#### Directions
The data must be returned in full and exactly as given.

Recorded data
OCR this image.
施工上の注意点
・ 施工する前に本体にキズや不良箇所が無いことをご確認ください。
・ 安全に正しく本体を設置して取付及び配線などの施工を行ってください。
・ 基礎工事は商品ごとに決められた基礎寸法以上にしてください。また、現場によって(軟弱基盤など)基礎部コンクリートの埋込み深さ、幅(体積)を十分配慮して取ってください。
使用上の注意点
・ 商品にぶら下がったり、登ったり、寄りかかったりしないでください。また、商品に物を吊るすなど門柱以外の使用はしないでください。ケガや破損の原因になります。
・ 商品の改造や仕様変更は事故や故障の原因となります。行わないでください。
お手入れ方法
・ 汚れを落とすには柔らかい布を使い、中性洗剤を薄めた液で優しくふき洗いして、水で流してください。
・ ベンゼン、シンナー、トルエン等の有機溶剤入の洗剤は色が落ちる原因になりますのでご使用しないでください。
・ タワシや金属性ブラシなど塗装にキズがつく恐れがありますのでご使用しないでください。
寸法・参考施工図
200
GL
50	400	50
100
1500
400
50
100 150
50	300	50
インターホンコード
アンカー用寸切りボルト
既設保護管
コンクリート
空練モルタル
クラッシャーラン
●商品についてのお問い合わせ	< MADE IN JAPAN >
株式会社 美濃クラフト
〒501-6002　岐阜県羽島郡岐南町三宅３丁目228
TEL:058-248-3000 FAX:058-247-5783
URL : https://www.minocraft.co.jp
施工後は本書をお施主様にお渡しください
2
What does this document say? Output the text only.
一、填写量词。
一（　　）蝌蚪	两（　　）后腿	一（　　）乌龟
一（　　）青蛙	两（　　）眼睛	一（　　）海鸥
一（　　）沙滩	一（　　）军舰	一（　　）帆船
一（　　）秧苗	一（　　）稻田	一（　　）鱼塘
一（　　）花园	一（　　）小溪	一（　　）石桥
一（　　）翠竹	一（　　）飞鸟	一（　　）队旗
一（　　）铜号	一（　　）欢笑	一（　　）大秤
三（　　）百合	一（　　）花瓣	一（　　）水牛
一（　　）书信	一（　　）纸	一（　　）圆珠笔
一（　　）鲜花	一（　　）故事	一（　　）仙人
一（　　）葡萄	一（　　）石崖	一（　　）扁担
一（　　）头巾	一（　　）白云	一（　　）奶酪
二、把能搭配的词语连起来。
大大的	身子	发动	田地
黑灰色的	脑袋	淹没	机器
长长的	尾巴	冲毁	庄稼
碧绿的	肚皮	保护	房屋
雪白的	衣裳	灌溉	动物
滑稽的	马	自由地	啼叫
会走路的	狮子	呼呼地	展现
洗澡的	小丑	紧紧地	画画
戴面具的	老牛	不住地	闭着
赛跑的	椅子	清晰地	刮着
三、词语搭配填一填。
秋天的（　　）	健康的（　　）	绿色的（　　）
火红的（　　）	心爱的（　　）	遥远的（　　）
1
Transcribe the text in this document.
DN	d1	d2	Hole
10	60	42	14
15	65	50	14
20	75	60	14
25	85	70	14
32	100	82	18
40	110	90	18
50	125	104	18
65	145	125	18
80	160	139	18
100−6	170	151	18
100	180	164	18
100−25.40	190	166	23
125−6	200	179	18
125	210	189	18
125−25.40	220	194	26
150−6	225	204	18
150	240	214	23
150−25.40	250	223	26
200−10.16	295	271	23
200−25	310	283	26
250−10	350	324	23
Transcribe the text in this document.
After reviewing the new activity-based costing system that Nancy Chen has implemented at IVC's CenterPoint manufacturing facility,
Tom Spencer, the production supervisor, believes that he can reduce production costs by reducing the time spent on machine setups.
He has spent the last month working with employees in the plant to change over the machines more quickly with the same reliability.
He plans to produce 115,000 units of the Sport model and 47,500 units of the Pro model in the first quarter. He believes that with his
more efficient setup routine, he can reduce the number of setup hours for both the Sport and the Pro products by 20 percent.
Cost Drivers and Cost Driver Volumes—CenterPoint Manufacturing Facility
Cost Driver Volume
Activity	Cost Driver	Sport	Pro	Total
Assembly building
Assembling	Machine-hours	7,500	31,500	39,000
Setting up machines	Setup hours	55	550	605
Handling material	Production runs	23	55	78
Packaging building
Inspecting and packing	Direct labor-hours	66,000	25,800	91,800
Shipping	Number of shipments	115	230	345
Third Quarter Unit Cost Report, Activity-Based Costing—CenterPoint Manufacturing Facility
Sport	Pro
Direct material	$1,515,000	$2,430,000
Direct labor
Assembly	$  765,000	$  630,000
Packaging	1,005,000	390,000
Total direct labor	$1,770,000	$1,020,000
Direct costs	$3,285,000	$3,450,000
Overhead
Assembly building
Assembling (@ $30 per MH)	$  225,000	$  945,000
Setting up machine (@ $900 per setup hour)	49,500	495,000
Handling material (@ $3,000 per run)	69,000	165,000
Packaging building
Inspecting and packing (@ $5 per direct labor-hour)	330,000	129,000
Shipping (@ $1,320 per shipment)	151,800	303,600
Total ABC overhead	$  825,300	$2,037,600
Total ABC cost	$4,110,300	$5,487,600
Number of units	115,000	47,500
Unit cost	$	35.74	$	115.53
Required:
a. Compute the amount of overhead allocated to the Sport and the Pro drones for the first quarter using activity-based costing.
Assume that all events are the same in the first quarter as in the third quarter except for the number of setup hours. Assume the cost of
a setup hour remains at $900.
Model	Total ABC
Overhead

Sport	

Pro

#### Result for this task
OCR this image.
施工上の注意点
・ 施工する前に本体にキズや不良箇所が無いことをご確認ください。
・ 安全に正しく本体を設置して取付及び配線などの施工を行ってください。
・ 基礎工事は商品ごとに決められた基礎寸法以上にしてください。また、現場によって(軟弱基盤など)基礎部コンクリートの埋込み深さ、幅(体積)を十分配慮して取ってください。
使用上の注意点
・ 商品にぶら下がったり、登ったり、寄りかかったりしないでください。また、商品に物を吊るすなど門柱以外の使用はしないでください。ケガや破損の原因になります。
・ 商品の改造や仕様変更は事故や故障の原因となります。行わないでください。
お手入れ方法
・ 汚れを落とすには柔らかい布を使い、中性洗剤を薄めた液で優しくふき洗いして、水で流してください。
・ ベンゼン、シンナー、トルエン等の有機溶剤入の洗剤は色が落ちる原因になりますのでご使用しないでください。
・ タワシや金属性ブラシなど塗装にキズがつく恐れがありますのでご使用しないでください。
寸法・参考施工図
200
GL
50	400	50
100
1500
400
50
100 150
50	300	50
インターホンコード
アンカー用寸切りボルト
既設保護管
コンクリート
空練モルタル
クラッシャーラン
●商品についてのお問い合わせ	< MADE IN JAPAN >
株式会社 美濃クラフト
〒501-6002　岐阜県羽島郡岐南町三宅３丁目228
TEL:058-248-3000 FAX:058-247-5783
URL : https://www.minocraft.co.jp
施工後は本書をお施主様にお渡しください
2
What does this document say? Output the text only.
一、填写量词。
一（　　）蝌蚪	两（　　）后腿	一（　　）乌龟
一（　　）青蛙	两（　　）眼睛	一（　　）海鸥
一（　　）沙滩	一（　　）军舰	一（　　）帆船
一（　　）秧苗	一（　　）稻田	一（　　）鱼塘
一（　　）花园	一（　　）小溪	一（　　）石桥
一（　　）翠竹	一（　　）飞鸟	一（　　）队旗
一（　　）铜号	一（　　）欢笑	一（　　）大秤
三（　　）百合	一（　　）花瓣	一（　　）水牛
一（　　）书信	一（　　）纸	一（　　）圆珠笔
一（　　）鲜花	一（　　）故事	一（　　）仙人
一（　　）葡萄	一（　　）石崖	一（　　）扁担
一（　　）头巾	一（　　）白云	一（　　）奶酪
二、把能搭配的词语连起来。
大大的	身子	发动	田地
黑灰色的	脑袋	淹没	机器
长长的	尾巴	冲毁	庄稼
碧绿的	肚皮	保护	房屋
雪白的	衣裳	灌溉	动物
滑稽的	马	自由地	啼叫
会走路的	狮子	呼呼地	展现
洗澡的	小丑	紧紧地	画画
戴面具的	老牛	不住地	闭着
赛跑的	椅子	清晰地	刮着
三、词语搭配填一填。
秋天的（　　）	健康的（　　）	绿色的（　　）
火红的（　　）	心爱的（　　）	遥远的（　　）
1
Transcribe the text in this document.
DN	d1	d2	Hole
10	60	42	14
15	65	50	14
20	75	60	14
25	85	70	14
32	100	82	18
40	110	90	18
50	125	104	18
65	145	125	18
80	160	139	18
100−6	170	151	18
100	180	164	18
100−25.40	190	166	23
125−6	200	179	18
125	210	189	18
125−25.40	220	194	26
150−6	225	204	18
150	240	214	23
150−25.40	250	223	26
200−10.16	295	271	23
200−25	310	283	26
250−10	350	324	23
Transcribe the text in this document.
After reviewing the new activity-based costing system that Nancy Chen has implemented at IVC's CenterPoint manufacturing facility,
Tom Spencer, the production supervisor, believes that he can reduce production costs by reducing the time spent on machine setups.
He has spent the last month working with employees in the plant to change over the machines more quickly with the same reliability.
He plans to produce 115,000 units of the Sport model and 47,500 units of the Pro model in the first quarter. He believes that with his
more efficient setup routine, he can reduce the number of setup hours for both the Sport and the Pro products by 20 percent.
Cost Drivers and Cost Driver Volumes—CenterPoint Manufacturing Facility
Cost Driver Volume
Activity	Cost Driver	Sport	Pro	Total
Assembly building
Assembling	Machine-hours	7,500	31,500	39,000
Setting up machines	Setup hours	55	550	605
Handling material	Production runs	23	55	78
Packaging building
Inspecting and packing	Direct labor-hours	66,000	25,800	91,800
Shipping	Number of shipments	115	230	345
Third Quarter Unit Cost Report, Activity-Based Costing—CenterPoint Manufacturing Facility
Sport	Pro
Direct material	$1,515,000	$2,430,000
Direct labor
Assembly	$  765,000	$  630,000
Packaging	1,005,000	390,000
Total direct labor	$1,770,000	$1,020,000
Direct costs	$3,285,000	$3,450,000
Overhead
Assembly building
Assembling (@ $30 per MH)	$  225,000	$  945,000
Setting up machine (@ $900 per setup hour)	49,500	495,000
Handling material (@ $3,000 per run)	69,000	165,000
Packaging building
Inspecting and packing (@ $5 per direct labor-hour)	330,000	129,000
Shipping (@ $1,320 per shipment)	151,800	303,600
Total ABC overhead	$  825,300	$2,037,600
Total ABC cost	$4,110,300	$5,487,600
Number of units	115,000	47,500
Unit cost	$	35.74	$	115.53
Required:
a. Compute the amount of overhead allocated to the Sport and the Pro drones for the first quarter using activity-based costing.
Assume that all events are the same in the first quarter as in the third quarter except for the number of setup hours. Assume the cost of
a setup hour remains at $900.
Model	Total ABC
Overhead

Sport	

Pro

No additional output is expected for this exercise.